> What to produce
Copy each line in the data that includes the word "Microsoft".

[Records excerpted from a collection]
## Begin

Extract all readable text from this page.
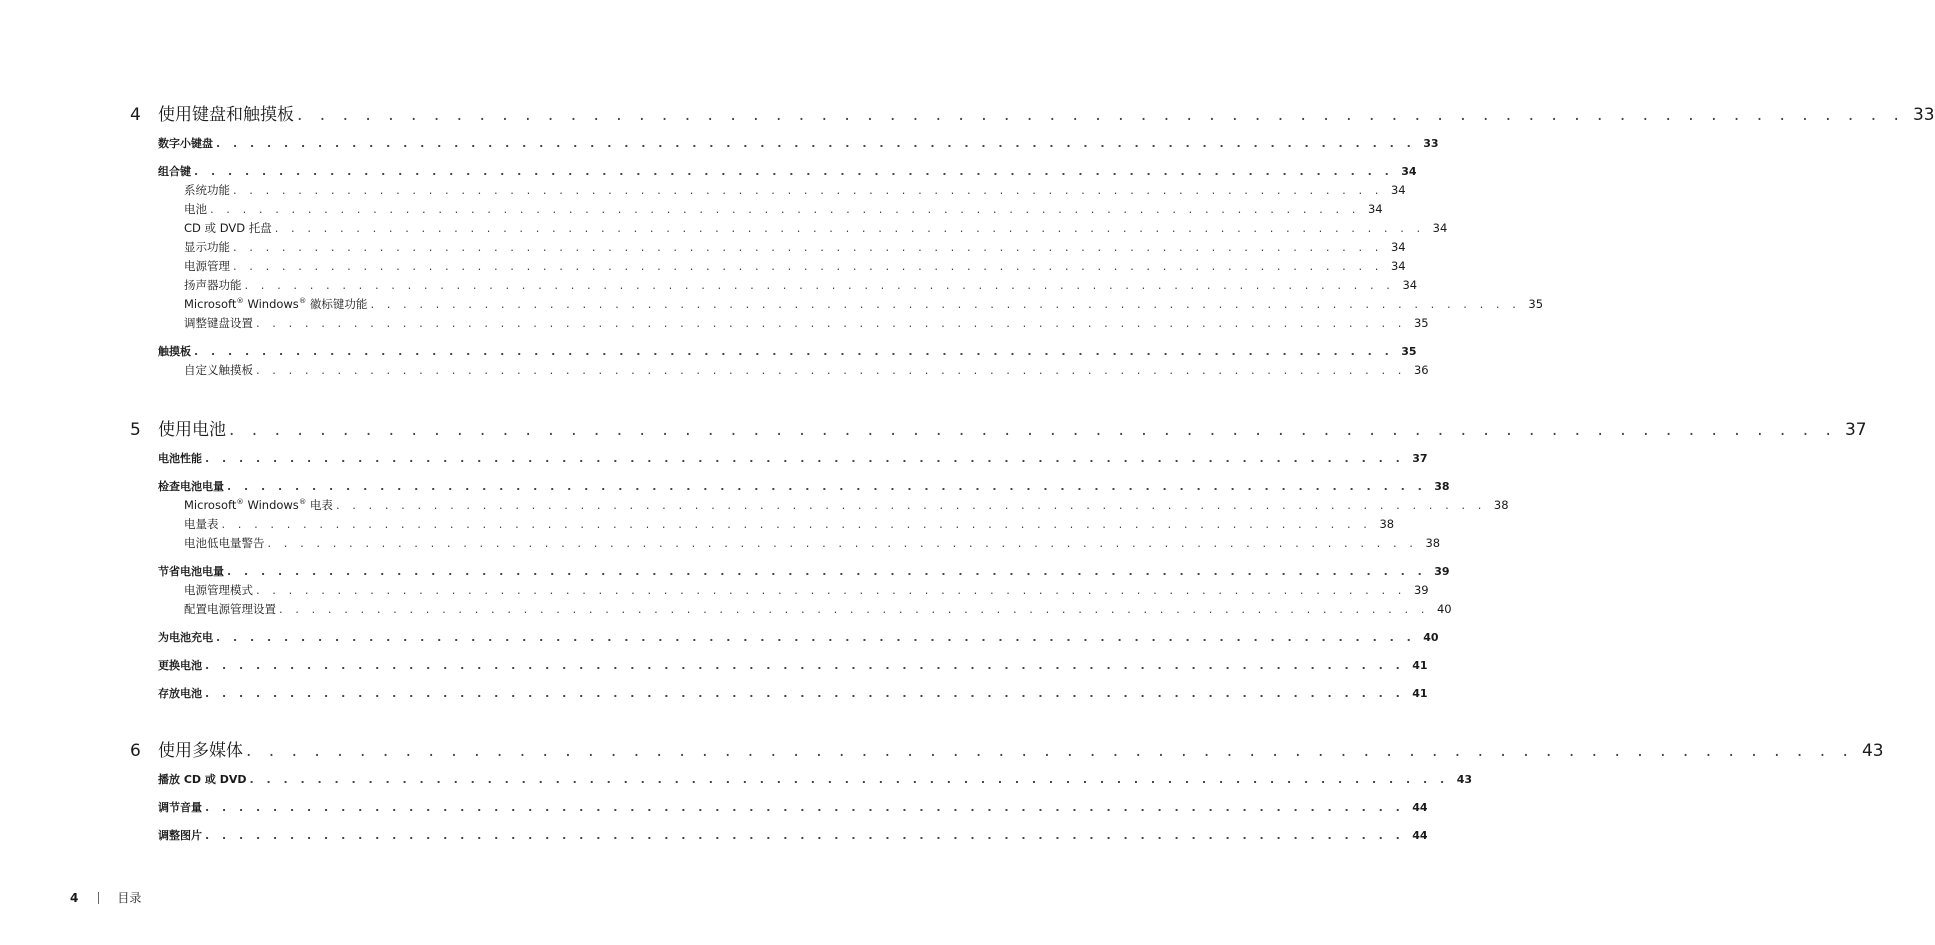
4	使用键盘和触摸板 . . . . . . . . . . . . . . . . . . . . . . . . . . . . . . . . . . . . . . . . . . . . . . . . . . . . . . . . . . . . . . . . . . . . . . . 33
数字小键盘 . . . . . . . . . . . . . . . . . . . . . . . . . . . . . . . . . . . . . . . . . . . . . . . . . . . . . . . . . . . . . . . . . . . . . . . 33
组合键 . . . . . . . . . . . . . . . . . . . . . . . . . . . . . . . . . . . . . . . . . . . . . . . . . . . . . . . . . . . . . . . . . . . . . . . 34
系统功能 . . . . . . . . . . . . . . . . . . . . . . . . . . . . . . . . . . . . . . . . . . . . . . . . . . . . . . . . . . . . . . . . . . . . . . . 34
电池 . . . . . . . . . . . . . . . . . . . . . . . . . . . . . . . . . . . . . . . . . . . . . . . . . . . . . . . . . . . . . . . . . . . . . . . 34
CD 或 DVD 托盘 . . . . . . . . . . . . . . . . . . . . . . . . . . . . . . . . . . . . . . . . . . . . . . . . . . . . . . . . . . . . . . . . . . . . . . . 34
显示功能 . . . . . . . . . . . . . . . . . . . . . . . . . . . . . . . . . . . . . . . . . . . . . . . . . . . . . . . . . . . . . . . . . . . . . . . 34
电源管理 . . . . . . . . . . . . . . . . . . . . . . . . . . . . . . . . . . . . . . . . . . . . . . . . . . . . . . . . . . . . . . . . . . . . . . . 34
扬声器功能 . . . . . . . . . . . . . . . . . . . . . . . . . . . . . . . . . . . . . . . . . . . . . . . . . . . . . . . . . . . . . . . . . . . . . . . 34
Microsoft® Windows® 徽标键功能 . . . . . . . . . . . . . . . . . . . . . . . . . . . . . . . . . . . . . . . . . . . . . . . . . . . . . . . . . . . . . . . . . . . . . . . 35
调整键盘设置 . . . . . . . . . . . . . . . . . . . . . . . . . . . . . . . . . . . . . . . . . . . . . . . . . . . . . . . . . . . . . . . . . . . . . . . 35
触摸板 . . . . . . . . . . . . . . . . . . . . . . . . . . . . . . . . . . . . . . . . . . . . . . . . . . . . . . . . . . . . . . . . . . . . . . . 35
自定义触摸板 . . . . . . . . . . . . . . . . . . . . . . . . . . . . . . . . . . . . . . . . . . . . . . . . . . . . . . . . . . . . . . . . . . . . . . . 36
5	使用电池 . . . . . . . . . . . . . . . . . . . . . . . . . . . . . . . . . . . . . . . . . . . . . . . . . . . . . . . . . . . . . . . . . . . . . . . 37
电池性能 . . . . . . . . . . . . . . . . . . . . . . . . . . . . . . . . . . . . . . . . . . . . . . . . . . . . . . . . . . . . . . . . . . . . . . . 37
检查电池电量 . . . . . . . . . . . . . . . . . . . . . . . . . . . . . . . . . . . . . . . . . . . . . . . . . . . . . . . . . . . . . . . . . . . . . . . 38
Microsoft® Windows® 电表 . . . . . . . . . . . . . . . . . . . . . . . . . . . . . . . . . . . . . . . . . . . . . . . . . . . . . . . . . . . . . . . . . . . . . . . 38
电量表 . . . . . . . . . . . . . . . . . . . . . . . . . . . . . . . . . . . . . . . . . . . . . . . . . . . . . . . . . . . . . . . . . . . . . . . 38
电池低电量警告 . . . . . . . . . . . . . . . . . . . . . . . . . . . . . . . . . . . . . . . . . . . . . . . . . . . . . . . . . . . . . . . . . . . . . . . 38
节省电池电量 . . . . . . . . . . . . . . . . . . . . . . . . . . . . . . . . . . . . . . . . . . . . . . . . . . . . . . . . . . . . . . . . . . . . . . . 39
电源管理模式 . . . . . . . . . . . . . . . . . . . . . . . . . . . . . . . . . . . . . . . . . . . . . . . . . . . . . . . . . . . . . . . . . . . . . . . 39
配置电源管理设置 . . . . . . . . . . . . . . . . . . . . . . . . . . . . . . . . . . . . . . . . . . . . . . . . . . . . . . . . . . . . . . . . . . . . . . . 40
为电池充电 . . . . . . . . . . . . . . . . . . . . . . . . . . . . . . . . . . . . . . . . . . . . . . . . . . . . . . . . . . . . . . . . . . . . . . . 40
更换电池 . . . . . . . . . . . . . . . . . . . . . . . . . . . . . . . . . . . . . . . . . . . . . . . . . . . . . . . . . . . . . . . . . . . . . . . 41
存放电池 . . . . . . . . . . . . . . . . . . . . . . . . . . . . . . . . . . . . . . . . . . . . . . . . . . . . . . . . . . . . . . . . . . . . . . . 41
6	使用多媒体 . . . . . . . . . . . . . . . . . . . . . . . . . . . . . . . . . . . . . . . . . . . . . . . . . . . . . . . . . . . . . . . . . . . . . . . 43
播放 CD 或 DVD . . . . . . . . . . . . . . . . . . . . . . . . . . . . . . . . . . . . . . . . . . . . . . . . . . . . . . . . . . . . . . . . . . . . . . . 43
调节音量 . . . . . . . . . . . . . . . . . . . . . . . . . . . . . . . . . . . . . . . . . . . . . . . . . . . . . . . . . . . . . . . . . . . . . . . 44
调整图片 . . . . . . . . . . . . . . . . . . . . . . . . . . . . . . . . . . . . . . . . . . . . . . . . . . . . . . . . . . . . . . . . . . . . . . . 44
4	目录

## End

> Complete response
Microsoft® Windows® 徽标键功能 . . . . . . . . . . . . . . . . . . . . . . . . . . . . . . . . . . . . . . . . . . . . . . . . . . . . . . . . . . . . . . . . . . . . . . . 35
Microsoft® Windows® 电表 . . . . . . . . . . . . . . . . . . . . . . . . . . . . . . . . . . . . . . . . . . . . . . . . . . . . . . . . . . . . . . . . . . . . . . . 38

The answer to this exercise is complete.